Data extracted from a collection
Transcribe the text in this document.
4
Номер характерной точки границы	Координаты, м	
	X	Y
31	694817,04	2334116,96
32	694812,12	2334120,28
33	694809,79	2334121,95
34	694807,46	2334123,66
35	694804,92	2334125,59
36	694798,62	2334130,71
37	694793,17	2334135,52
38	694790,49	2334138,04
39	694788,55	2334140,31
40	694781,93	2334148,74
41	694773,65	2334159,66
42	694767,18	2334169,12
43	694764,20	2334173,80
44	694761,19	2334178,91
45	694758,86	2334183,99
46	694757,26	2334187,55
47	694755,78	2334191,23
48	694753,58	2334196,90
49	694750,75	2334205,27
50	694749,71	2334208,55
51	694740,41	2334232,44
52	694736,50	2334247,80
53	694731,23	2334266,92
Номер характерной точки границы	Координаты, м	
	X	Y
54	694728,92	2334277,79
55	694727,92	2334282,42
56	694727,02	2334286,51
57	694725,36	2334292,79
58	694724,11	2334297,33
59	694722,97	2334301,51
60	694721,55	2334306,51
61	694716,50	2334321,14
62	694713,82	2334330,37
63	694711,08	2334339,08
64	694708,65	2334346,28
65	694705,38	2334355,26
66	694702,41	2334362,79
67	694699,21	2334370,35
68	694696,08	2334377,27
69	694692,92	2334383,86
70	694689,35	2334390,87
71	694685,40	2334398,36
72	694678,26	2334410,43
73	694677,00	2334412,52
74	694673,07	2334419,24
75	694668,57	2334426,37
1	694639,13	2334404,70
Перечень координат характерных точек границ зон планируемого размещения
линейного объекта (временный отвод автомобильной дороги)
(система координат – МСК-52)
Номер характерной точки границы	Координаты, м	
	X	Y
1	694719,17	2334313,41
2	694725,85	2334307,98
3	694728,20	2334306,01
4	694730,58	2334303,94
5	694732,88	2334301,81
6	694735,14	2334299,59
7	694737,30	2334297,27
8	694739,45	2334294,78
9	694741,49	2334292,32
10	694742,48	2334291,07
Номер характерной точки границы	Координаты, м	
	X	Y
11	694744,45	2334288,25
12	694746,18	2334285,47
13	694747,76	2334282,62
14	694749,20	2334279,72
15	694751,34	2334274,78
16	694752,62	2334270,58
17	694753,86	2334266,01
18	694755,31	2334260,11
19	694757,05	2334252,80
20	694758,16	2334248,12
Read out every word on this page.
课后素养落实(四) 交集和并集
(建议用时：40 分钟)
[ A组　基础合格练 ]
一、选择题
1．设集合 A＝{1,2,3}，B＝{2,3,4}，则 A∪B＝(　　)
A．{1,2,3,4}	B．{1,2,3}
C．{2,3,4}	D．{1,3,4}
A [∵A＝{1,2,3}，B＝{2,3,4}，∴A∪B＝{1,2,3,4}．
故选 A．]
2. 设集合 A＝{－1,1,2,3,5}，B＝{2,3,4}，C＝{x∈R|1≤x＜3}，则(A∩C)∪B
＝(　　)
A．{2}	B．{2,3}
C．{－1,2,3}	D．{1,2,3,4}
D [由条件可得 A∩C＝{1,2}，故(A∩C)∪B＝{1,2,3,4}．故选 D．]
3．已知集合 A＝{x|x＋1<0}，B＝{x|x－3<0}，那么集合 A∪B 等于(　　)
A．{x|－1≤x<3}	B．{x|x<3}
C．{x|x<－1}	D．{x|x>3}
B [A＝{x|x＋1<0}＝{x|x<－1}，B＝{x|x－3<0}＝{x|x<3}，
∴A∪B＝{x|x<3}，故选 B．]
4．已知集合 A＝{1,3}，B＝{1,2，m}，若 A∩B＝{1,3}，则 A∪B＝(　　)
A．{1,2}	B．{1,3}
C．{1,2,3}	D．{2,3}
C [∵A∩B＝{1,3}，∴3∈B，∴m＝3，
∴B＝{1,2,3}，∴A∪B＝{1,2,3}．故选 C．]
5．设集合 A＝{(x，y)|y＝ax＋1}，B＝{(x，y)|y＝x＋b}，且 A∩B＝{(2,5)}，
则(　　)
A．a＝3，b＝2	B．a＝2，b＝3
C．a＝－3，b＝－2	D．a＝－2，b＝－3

- _Exercise details_
Your task is to transcribe the listing above in full, exactly as given.

- _Response_
Transcribe the text in this document.
4
Номер характерной точки границы	Координаты, м	
	X	Y
31	694817,04	2334116,96
32	694812,12	2334120,28
33	694809,79	2334121,95
34	694807,46	2334123,66
35	694804,92	2334125,59
36	694798,62	2334130,71
37	694793,17	2334135,52
38	694790,49	2334138,04
39	694788,55	2334140,31
40	694781,93	2334148,74
41	694773,65	2334159,66
42	694767,18	2334169,12
43	694764,20	2334173,80
44	694761,19	2334178,91
45	694758,86	2334183,99
46	694757,26	2334187,55
47	694755,78	2334191,23
48	694753,58	2334196,90
49	694750,75	2334205,27
50	694749,71	2334208,55
51	694740,41	2334232,44
52	694736,50	2334247,80
53	694731,23	2334266,92
Номер характерной точки границы	Координаты, м	
	X	Y
54	694728,92	2334277,79
55	694727,92	2334282,42
56	694727,02	2334286,51
57	694725,36	2334292,79
58	694724,11	2334297,33
59	694722,97	2334301,51
60	694721,55	2334306,51
61	694716,50	2334321,14
62	694713,82	2334330,37
63	694711,08	2334339,08
64	694708,65	2334346,28
65	694705,38	2334355,26
66	694702,41	2334362,79
67	694699,21	2334370,35
68	694696,08	2334377,27
69	694692,92	2334383,86
70	694689,35	2334390,87
71	694685,40	2334398,36
72	694678,26	2334410,43
73	694677,00	2334412,52
74	694673,07	2334419,24
75	694668,57	2334426,37
1	694639,13	2334404,70
Перечень координат характерных точек границ зон планируемого размещения
линейного объекта (временный отвод автомобильной дороги)
(система координат – МСК-52)
Номер характерной точки границы	Координаты, м	
	X	Y
1	694719,17	2334313,41
2	694725,85	2334307,98
3	694728,20	2334306,01
4	694730,58	2334303,94
5	694732,88	2334301,81
6	694735,14	2334299,59
7	694737,30	2334297,27
8	694739,45	2334294,78
9	694741,49	2334292,32
10	694742,48	2334291,07
Номер характерной точки границы	Координаты, м	
	X	Y
11	694744,45	2334288,25
12	694746,18	2334285,47
13	694747,76	2334282,62
14	694749,20	2334279,72
15	694751,34	2334274,78
16	694752,62	2334270,58
17	694753,86	2334266,01
18	694755,31	2334260,11
19	694757,05	2334252,80
20	694758,16	2334248,12
Read out every word on this page.
课后素养落实(四) 交集和并集
(建议用时：40 分钟)
[ A组　基础合格练 ]
一、选择题
1．设集合 A＝{1,2,3}，B＝{2,3,4}，则 A∪B＝(　　)
A．{1,2,3,4}	B．{1,2,3}
C．{2,3,4}	D．{1,3,4}
A [∵A＝{1,2,3}，B＝{2,3,4}，∴A∪B＝{1,2,3,4}．
故选 A．]
2. 设集合 A＝{－1,1,2,3,5}，B＝{2,3,4}，C＝{x∈R|1≤x＜3}，则(A∩C)∪B
＝(　　)
A．{2}	B．{2,3}
C．{－1,2,3}	D．{1,2,3,4}
D [由条件可得 A∩C＝{1,2}，故(A∩C)∪B＝{1,2,3,4}．故选 D．]
3．已知集合 A＝{x|x＋1<0}，B＝{x|x－3<0}，那么集合 A∪B 等于(　　)
A．{x|－1≤x<3}	B．{x|x<3}
C．{x|x<－1}	D．{x|x>3}
B [A＝{x|x＋1<0}＝{x|x<－1}，B＝{x|x－3<0}＝{x|x<3}，
∴A∪B＝{x|x<3}，故选 B．]
4．已知集合 A＝{1,3}，B＝{1,2，m}，若 A∩B＝{1,3}，则 A∪B＝(　　)
A．{1,2}	B．{1,3}
C．{1,2,3}	D．{2,3}
C [∵A∩B＝{1,3}，∴3∈B，∴m＝3，
∴B＝{1,2,3}，∴A∪B＝{1,2,3}．故选 C．]
5．设集合 A＝{(x，y)|y＝ax＋1}，B＝{(x，y)|y＝x＋b}，且 A∩B＝{(2,5)}，
则(　　)
A．a＝3，b＝2	B．a＝2，b＝3
C．a＝－3，b＝－2	D．a＝－2，b＝－3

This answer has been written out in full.